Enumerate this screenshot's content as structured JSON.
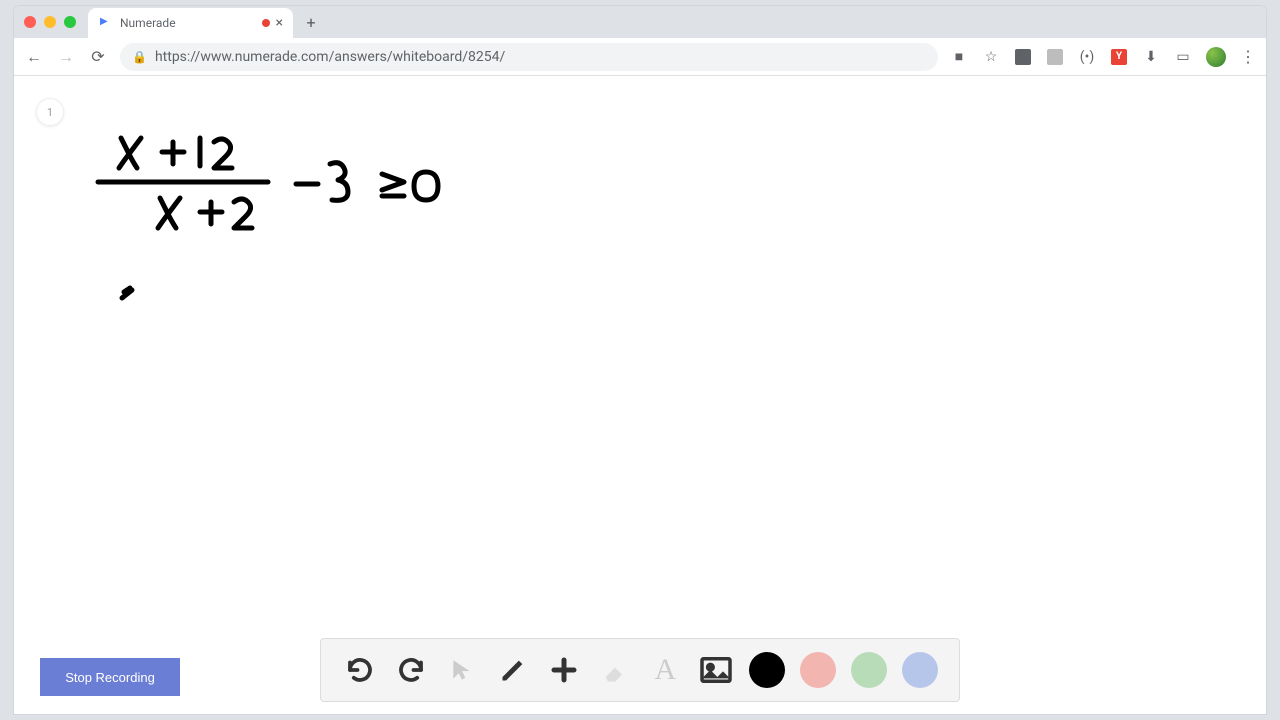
{
  "browser": {
    "tab_title": "Numerade",
    "url": "https://www.numerade.com/answers/whiteboard/8254/",
    "new_tab_label": "+",
    "tab_close_label": "×",
    "more_label": "⋮"
  },
  "page": {
    "marker": "1",
    "stop_recording_label": "Stop Recording",
    "equation_numerator": "x + 12",
    "equation_denominator": "x + 2",
    "equation_rhs": "- 3 ≥ 0"
  },
  "toolbar": {
    "undo_label": "↺",
    "redo_label": "↻",
    "pointer_label": "↖",
    "pen_label": "✎",
    "plus_label": "＋",
    "eraser_label": "⌫",
    "text_label": "A",
    "image_label": "🖼"
  },
  "colors": {
    "black": "#000000",
    "red": "#f3b5b0",
    "green": "#b8dcb8",
    "blue": "#b6c5ea"
  }
}
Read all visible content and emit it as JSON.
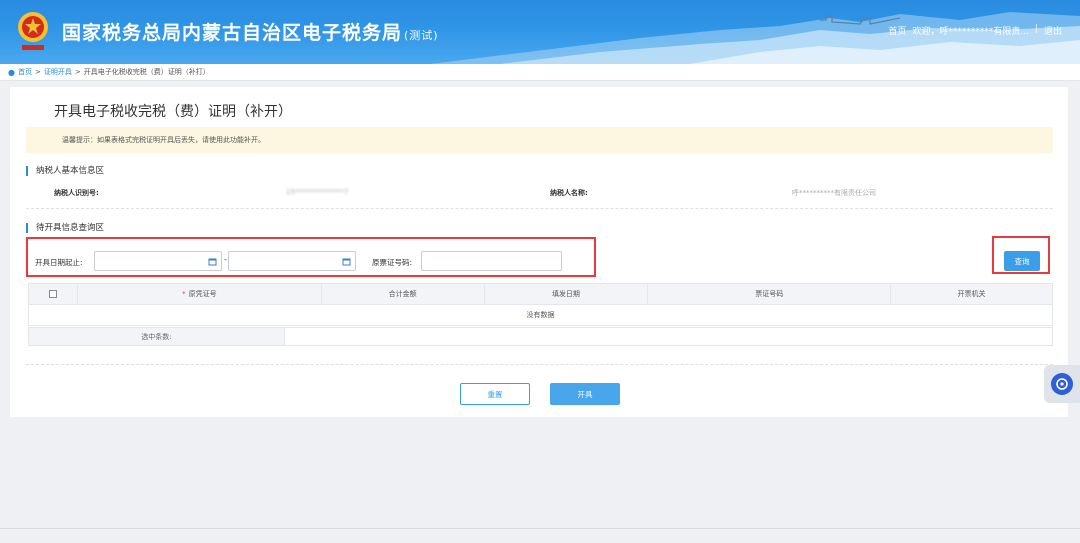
{
  "header": {
    "title": "国家税务总局内蒙古自治区电子税务局",
    "title_tag": "(测试)",
    "nav_home": "首页",
    "nav_welcome": "欢迎，呼**********有限责...",
    "nav_sep": "|",
    "nav_logout": "退出"
  },
  "breadcrumb": {
    "home": "首页",
    "sep1": ">",
    "level1": "证明开具",
    "sep2": ">",
    "current": "开具电子化税收完税（费）证明（补打）"
  },
  "page": {
    "title": "开具电子税收完税（费）证明（补开）",
    "tip": "温馨提示：如果表格式完税证明开具后丢失，请使用此功能补开。"
  },
  "taxpayer_section": {
    "title": "纳税人基本信息区",
    "id_label": "纳税人识别号:",
    "id_value": "15**************7",
    "name_label": "纳税人名称:",
    "name_value": "呼**********有限责任公司"
  },
  "query_section": {
    "title": "待开具信息查询区",
    "date_label": "开具日期起止:",
    "date_separator": "-",
    "date_start": "",
    "date_end": "",
    "voucher_label": "原票证号码:",
    "voucher_value": "",
    "query_button": "查询"
  },
  "table": {
    "columns": [
      "原凭证号",
      "合计金额",
      "填发日期",
      "票证号码",
      "开票机关"
    ],
    "required_marker": "*",
    "empty_text": "没有数据",
    "selected_label": "选中条数:"
  },
  "actions": {
    "reset": "重置",
    "issue": "开具"
  },
  "colors": {
    "primary": "#2a8ce0",
    "highlight_box": "#e83a3a",
    "tip_bg": "#fdf6e1"
  }
}
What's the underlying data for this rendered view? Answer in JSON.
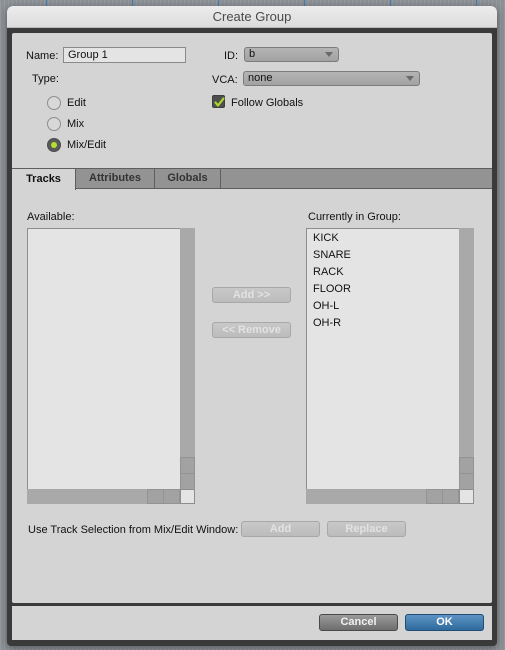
{
  "window": {
    "title": "Create Group"
  },
  "form": {
    "name_label": "Name:",
    "name_value": "Group 1",
    "type_label": "Type:",
    "type_options": [
      {
        "label": "Edit",
        "selected": false
      },
      {
        "label": "Mix",
        "selected": false
      },
      {
        "label": "Mix/Edit",
        "selected": true
      }
    ],
    "id_label": "ID:",
    "id_value": "b",
    "vca_label": "VCA:",
    "vca_value": "none",
    "follow_globals_label": "Follow Globals",
    "follow_globals_checked": true
  },
  "tabs": [
    {
      "label": "Tracks",
      "active": true
    },
    {
      "label": "Attributes",
      "active": false
    },
    {
      "label": "Globals",
      "active": false
    }
  ],
  "tracks": {
    "available_label": "Available:",
    "available_items": [],
    "in_group_label": "Currently in Group:",
    "in_group_items": [
      "KICK",
      "SNARE",
      "RACK",
      "FLOOR",
      "OH-L",
      "OH-R"
    ],
    "add_button": "Add >>",
    "remove_button": "<< Remove",
    "use_selection_label": "Use Track Selection from Mix/Edit Window:",
    "selection_add_button": "Add",
    "selection_replace_button": "Replace"
  },
  "footer": {
    "cancel_label": "Cancel",
    "ok_label": "OK"
  },
  "colors": {
    "radio_selected": "#b4e032",
    "checkbox_check": "#a8d92c",
    "ok_button": "#3c77aa",
    "accent_line": "#3f7fbf"
  }
}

• **Work required**
Copy, exactly and exclusively, the lines beginning with the one that contains "What's the underlying" and ending with the last line of the listing; pictures are to be omitted.

• **Written solution**
What's the underlying data for this rendered view? Answer in JSON.
{
  "window": {
    "title": "Create Group"
  },
  "form": {
    "name_label": "Name:",
    "name_value": "Group 1",
    "type_label": "Type:",
    "type_options": [
      {
        "label": "Edit",
        "selected": false
      },
      {
        "label": "Mix",
        "selected": false
      },
      {
        "label": "Mix/Edit",
        "selected": true
      }
    ],
    "id_label": "ID:",
    "id_value": "b",
    "vca_label": "VCA:",
    "vca_value": "none",
    "follow_globals_label": "Follow Globals",
    "follow_globals_checked": true
  },
  "tabs": [
    {
      "label": "Tracks",
      "active": true
    },
    {
      "label": "Attributes",
      "active": false
    },
    {
      "label": "Globals",
      "active": false
    }
  ],
  "tracks": {
    "available_label": "Available:",
    "available_items": [],
    "in_group_label": "Currently in Group:",
    "in_group_items": [
      "KICK",
      "SNARE",
      "RACK",
      "FLOOR",
      "OH-L",
      "OH-R"
    ],
    "add_button": "Add >>",
    "remove_button": "<< Remove",
    "use_selection_label": "Use Track Selection from Mix/Edit Window:",
    "selection_add_button": "Add",
    "selection_replace_button": "Replace"
  },
  "footer": {
    "cancel_label": "Cancel",
    "ok_label": "OK"
  },
  "colors": {
    "radio_selected": "#b4e032",
    "checkbox_check": "#a8d92c",
    "ok_button": "#3c77aa",
    "accent_line": "#3f7fbf"
  }
}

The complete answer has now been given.